EXERCISE PROMPT >> Report how many lines below contain the word "бюджета", and give only that number.

Lines of data >>
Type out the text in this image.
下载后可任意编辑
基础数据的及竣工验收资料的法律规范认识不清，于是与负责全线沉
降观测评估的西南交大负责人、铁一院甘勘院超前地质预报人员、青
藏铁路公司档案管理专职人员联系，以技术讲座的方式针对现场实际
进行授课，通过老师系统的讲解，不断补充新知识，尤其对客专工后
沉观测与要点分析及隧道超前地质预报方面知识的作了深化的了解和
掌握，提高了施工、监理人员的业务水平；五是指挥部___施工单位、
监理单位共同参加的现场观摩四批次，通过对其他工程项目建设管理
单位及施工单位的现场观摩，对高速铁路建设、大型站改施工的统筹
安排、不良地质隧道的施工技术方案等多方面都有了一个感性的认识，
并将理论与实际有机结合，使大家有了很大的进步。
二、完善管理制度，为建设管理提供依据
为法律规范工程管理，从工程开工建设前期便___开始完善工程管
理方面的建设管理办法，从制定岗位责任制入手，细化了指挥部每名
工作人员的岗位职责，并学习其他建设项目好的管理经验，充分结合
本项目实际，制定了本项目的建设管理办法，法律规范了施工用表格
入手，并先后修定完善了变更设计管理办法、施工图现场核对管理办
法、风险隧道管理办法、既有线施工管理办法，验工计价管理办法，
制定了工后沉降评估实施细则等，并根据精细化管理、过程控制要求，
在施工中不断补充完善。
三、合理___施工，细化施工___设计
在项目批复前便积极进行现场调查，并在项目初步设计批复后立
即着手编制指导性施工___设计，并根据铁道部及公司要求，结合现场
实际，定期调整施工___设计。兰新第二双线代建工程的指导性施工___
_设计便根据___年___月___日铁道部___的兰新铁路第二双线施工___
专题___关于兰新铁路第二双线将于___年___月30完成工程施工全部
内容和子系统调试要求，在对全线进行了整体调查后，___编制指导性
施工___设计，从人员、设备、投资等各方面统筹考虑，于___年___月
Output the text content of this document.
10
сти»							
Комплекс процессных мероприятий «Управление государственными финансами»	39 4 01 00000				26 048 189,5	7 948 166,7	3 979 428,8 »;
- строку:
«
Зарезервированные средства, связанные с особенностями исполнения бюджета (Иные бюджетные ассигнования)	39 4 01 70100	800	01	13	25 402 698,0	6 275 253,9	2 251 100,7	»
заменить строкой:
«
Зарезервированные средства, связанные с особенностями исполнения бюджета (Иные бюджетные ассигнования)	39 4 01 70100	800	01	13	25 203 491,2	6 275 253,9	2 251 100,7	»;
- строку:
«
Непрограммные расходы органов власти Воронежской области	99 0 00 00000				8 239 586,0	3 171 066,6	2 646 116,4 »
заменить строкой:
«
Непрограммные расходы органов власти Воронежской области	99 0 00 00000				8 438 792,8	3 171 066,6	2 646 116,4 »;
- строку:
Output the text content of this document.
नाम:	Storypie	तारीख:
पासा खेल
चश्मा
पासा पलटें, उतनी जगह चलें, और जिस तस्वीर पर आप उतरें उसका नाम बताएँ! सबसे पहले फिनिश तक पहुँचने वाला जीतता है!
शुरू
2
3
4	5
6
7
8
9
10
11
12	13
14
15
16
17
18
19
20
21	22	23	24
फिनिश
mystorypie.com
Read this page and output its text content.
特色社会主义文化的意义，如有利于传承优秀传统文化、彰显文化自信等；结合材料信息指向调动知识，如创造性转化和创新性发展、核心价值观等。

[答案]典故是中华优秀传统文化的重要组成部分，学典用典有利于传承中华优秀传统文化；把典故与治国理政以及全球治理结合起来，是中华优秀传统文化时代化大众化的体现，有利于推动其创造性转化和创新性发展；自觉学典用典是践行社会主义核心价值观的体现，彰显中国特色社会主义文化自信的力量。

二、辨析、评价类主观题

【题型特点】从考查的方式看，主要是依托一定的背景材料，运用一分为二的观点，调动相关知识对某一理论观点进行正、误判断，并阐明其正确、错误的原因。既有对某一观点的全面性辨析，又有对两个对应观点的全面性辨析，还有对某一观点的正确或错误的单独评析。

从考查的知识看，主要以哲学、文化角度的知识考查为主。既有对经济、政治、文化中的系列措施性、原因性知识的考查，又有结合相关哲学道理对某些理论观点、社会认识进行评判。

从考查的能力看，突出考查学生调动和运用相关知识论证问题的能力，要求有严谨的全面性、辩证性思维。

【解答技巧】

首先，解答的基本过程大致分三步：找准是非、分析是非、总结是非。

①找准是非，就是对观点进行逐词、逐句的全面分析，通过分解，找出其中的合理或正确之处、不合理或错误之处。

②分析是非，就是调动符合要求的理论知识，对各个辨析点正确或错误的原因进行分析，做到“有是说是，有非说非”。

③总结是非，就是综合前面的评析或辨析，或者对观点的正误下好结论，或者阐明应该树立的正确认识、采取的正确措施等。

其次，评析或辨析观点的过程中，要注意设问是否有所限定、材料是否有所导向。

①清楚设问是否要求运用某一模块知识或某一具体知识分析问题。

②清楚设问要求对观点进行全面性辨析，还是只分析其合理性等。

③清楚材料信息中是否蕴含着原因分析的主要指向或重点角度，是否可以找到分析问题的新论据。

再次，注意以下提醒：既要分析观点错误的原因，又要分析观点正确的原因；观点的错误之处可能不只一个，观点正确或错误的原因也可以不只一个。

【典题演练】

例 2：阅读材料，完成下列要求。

SOLUTION TO THE PROBLEM >> 2